▼
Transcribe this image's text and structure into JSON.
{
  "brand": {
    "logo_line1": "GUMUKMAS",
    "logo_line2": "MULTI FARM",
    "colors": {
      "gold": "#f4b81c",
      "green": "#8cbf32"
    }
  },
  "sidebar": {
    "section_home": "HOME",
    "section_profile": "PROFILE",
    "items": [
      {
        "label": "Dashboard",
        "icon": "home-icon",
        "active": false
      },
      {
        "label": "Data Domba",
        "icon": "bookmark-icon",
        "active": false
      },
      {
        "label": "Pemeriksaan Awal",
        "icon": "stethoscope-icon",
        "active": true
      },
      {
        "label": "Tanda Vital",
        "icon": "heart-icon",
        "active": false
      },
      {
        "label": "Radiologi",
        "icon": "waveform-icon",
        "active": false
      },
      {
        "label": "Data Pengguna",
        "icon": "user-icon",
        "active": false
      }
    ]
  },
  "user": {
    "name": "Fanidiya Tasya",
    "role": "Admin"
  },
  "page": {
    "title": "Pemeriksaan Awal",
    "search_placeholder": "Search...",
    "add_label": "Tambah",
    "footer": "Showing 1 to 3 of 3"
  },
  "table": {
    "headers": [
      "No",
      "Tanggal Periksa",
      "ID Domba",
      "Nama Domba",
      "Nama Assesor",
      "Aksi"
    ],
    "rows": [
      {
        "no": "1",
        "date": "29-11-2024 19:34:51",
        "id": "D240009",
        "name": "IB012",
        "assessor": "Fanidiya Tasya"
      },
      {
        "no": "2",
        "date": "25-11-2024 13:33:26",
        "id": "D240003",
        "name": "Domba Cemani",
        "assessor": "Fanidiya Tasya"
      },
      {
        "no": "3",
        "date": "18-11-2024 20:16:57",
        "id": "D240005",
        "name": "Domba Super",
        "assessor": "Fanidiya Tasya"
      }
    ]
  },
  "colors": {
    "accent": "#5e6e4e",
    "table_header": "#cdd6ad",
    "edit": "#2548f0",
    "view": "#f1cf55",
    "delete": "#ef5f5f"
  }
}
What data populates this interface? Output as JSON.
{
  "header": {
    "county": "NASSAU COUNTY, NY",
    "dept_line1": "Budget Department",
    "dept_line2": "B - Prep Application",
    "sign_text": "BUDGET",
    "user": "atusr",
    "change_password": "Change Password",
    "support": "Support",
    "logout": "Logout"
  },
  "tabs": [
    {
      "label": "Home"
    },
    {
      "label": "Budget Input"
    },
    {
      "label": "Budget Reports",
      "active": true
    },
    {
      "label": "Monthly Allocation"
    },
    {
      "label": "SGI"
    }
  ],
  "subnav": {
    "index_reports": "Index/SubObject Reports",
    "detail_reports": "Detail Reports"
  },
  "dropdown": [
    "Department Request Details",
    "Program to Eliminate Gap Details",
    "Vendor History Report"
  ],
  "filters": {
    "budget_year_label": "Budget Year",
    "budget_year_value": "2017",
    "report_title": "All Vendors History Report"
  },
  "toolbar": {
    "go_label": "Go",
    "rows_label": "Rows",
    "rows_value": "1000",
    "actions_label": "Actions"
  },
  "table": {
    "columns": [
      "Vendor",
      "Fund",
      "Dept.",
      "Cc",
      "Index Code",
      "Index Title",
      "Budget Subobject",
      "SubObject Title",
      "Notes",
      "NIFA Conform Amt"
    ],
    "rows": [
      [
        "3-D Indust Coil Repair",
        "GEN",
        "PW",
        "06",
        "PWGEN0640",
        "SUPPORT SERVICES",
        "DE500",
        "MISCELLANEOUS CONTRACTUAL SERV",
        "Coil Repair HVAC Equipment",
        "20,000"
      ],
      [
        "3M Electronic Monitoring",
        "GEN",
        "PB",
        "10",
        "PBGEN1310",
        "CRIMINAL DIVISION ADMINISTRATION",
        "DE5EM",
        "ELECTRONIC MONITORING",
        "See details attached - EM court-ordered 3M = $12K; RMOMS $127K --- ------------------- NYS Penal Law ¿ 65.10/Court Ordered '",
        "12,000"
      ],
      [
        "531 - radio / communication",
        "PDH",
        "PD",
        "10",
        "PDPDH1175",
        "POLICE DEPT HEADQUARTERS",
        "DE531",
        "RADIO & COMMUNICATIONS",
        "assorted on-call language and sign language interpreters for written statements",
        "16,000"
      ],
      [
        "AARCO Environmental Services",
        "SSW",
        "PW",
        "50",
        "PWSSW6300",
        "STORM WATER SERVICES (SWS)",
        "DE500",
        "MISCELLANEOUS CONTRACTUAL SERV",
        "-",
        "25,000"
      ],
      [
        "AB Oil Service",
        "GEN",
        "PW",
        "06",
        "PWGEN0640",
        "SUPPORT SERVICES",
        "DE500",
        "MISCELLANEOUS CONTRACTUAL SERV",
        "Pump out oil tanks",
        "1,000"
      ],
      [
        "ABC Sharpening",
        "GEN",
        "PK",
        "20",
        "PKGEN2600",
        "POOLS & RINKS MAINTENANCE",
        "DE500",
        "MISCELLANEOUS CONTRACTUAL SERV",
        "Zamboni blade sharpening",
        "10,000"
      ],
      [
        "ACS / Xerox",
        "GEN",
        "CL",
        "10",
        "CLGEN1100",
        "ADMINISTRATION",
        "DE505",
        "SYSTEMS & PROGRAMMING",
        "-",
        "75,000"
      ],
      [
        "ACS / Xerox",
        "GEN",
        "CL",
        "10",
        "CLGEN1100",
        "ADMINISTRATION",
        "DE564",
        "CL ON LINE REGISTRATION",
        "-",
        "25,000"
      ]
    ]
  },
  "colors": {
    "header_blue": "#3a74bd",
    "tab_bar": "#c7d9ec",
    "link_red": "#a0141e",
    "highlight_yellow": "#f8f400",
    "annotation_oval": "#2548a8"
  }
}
▲
Copy all lines of the listing above that contain the string "Index".

**PROBLEM SOLUTION**
    "index_reports": "Index/SubObject Reports",
      "Index Code",
      "Index Title",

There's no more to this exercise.